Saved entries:
● ● ● ●

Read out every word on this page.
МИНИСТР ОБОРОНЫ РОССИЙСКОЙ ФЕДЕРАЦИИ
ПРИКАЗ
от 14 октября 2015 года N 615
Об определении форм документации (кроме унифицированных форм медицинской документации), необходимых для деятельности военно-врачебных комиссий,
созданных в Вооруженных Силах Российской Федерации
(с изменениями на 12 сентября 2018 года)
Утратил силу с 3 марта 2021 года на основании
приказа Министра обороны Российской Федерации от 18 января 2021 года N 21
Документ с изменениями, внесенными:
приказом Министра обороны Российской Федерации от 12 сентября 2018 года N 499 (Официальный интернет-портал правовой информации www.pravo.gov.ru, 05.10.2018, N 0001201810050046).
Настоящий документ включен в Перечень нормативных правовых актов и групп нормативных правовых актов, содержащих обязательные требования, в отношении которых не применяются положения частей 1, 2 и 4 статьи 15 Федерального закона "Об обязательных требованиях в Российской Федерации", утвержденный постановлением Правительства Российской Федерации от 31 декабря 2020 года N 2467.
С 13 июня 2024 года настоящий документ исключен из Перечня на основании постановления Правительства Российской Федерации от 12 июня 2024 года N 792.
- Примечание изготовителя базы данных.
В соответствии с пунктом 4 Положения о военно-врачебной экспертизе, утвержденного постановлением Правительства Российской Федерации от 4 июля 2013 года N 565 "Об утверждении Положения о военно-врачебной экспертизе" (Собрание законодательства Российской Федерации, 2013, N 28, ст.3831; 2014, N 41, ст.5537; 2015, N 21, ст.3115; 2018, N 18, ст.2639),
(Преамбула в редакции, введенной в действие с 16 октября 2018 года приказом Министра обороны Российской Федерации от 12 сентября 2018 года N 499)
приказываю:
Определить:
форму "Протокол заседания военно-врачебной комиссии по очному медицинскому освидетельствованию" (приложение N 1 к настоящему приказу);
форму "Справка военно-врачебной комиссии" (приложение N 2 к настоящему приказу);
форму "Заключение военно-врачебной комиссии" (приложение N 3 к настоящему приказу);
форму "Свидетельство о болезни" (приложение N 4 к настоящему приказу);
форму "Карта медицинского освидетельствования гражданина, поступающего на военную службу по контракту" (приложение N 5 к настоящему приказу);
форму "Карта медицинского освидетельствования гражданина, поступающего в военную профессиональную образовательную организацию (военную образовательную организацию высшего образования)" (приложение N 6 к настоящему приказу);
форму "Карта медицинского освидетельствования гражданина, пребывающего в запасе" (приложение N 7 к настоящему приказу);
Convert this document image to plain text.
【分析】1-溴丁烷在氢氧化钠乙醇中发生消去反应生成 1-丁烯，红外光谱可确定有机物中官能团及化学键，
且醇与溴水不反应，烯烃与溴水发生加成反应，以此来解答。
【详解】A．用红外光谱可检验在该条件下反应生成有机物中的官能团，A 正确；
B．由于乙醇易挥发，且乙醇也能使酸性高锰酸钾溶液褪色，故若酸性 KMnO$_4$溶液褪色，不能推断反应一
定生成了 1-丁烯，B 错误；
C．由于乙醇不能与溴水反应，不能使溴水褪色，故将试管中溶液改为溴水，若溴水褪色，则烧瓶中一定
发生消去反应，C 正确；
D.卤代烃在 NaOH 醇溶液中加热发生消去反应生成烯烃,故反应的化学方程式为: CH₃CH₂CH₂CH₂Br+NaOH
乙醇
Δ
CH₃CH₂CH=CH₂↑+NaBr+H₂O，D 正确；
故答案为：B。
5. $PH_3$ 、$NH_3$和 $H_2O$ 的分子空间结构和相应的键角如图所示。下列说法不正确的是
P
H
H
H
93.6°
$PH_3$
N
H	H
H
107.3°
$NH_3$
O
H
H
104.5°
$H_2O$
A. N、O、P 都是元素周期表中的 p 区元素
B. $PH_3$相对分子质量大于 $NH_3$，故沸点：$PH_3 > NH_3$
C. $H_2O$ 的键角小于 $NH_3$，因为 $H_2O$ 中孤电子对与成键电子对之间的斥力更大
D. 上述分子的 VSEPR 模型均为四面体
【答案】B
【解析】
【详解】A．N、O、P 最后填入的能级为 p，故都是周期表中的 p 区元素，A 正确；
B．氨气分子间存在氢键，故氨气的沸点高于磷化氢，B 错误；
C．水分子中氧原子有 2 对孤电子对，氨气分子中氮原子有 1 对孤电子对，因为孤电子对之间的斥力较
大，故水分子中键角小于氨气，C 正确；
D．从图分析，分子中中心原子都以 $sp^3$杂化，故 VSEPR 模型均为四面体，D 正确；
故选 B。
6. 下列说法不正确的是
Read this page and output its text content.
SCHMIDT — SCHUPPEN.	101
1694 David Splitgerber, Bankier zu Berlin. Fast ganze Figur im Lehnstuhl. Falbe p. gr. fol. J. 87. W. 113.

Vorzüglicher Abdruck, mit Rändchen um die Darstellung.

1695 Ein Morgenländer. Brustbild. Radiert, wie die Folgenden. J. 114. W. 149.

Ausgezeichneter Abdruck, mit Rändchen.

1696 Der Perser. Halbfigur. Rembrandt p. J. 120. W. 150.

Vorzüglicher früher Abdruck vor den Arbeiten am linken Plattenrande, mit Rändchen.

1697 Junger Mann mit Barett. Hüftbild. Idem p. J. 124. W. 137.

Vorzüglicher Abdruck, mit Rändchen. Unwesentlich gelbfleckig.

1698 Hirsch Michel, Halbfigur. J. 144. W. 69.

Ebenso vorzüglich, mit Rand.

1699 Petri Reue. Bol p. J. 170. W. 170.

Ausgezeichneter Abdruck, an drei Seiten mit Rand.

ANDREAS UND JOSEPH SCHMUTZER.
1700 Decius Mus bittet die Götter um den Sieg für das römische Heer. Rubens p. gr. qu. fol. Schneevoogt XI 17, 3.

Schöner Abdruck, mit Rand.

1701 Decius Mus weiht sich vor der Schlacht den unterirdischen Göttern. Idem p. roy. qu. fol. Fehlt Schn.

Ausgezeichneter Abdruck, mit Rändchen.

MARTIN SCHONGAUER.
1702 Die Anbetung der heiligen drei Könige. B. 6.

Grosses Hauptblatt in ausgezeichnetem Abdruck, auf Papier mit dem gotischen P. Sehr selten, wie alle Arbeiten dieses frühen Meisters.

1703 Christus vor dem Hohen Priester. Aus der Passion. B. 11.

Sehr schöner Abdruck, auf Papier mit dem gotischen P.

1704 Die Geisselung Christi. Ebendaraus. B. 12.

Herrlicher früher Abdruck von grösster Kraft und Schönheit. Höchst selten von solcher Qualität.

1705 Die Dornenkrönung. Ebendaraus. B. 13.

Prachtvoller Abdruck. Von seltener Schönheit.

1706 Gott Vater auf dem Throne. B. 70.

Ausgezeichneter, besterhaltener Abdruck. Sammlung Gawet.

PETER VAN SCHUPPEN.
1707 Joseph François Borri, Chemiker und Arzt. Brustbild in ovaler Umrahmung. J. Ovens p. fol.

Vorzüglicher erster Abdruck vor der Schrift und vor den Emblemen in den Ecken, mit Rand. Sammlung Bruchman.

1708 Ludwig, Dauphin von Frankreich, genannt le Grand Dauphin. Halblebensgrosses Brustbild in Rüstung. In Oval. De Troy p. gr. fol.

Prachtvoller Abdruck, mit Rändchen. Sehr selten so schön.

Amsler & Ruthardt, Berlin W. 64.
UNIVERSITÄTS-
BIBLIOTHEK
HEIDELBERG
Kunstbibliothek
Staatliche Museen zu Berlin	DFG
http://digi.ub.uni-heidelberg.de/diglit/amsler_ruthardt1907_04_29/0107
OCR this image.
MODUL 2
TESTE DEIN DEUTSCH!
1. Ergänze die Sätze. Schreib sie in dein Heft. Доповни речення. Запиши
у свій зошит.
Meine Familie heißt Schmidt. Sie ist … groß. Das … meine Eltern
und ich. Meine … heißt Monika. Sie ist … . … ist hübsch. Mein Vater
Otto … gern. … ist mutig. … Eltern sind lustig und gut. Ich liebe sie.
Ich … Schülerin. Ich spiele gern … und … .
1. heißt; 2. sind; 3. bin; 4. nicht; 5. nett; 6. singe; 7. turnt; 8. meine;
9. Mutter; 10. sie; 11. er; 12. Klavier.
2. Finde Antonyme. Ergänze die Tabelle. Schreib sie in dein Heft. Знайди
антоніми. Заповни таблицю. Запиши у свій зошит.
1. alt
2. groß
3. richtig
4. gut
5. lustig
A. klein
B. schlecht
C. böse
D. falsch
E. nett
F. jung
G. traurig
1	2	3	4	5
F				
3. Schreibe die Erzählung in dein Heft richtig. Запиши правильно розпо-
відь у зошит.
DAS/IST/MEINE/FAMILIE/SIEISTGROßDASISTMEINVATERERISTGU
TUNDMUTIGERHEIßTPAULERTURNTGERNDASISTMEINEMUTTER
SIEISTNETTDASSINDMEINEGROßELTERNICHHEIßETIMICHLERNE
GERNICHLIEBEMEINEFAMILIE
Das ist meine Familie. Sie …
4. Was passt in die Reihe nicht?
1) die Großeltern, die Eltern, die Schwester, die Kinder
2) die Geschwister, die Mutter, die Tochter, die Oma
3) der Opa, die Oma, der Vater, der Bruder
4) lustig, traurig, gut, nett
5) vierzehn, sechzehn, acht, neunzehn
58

● ● ● ●

From the listing above, pick out each line where the word "Halbfigur" appears.

■ **Correct response**:
1696 Der Perser. Halbfigur. Rembrandt p. J. 120. W. 150.
1698 Hirsch Michel, Halbfigur. J. 144. W. 69.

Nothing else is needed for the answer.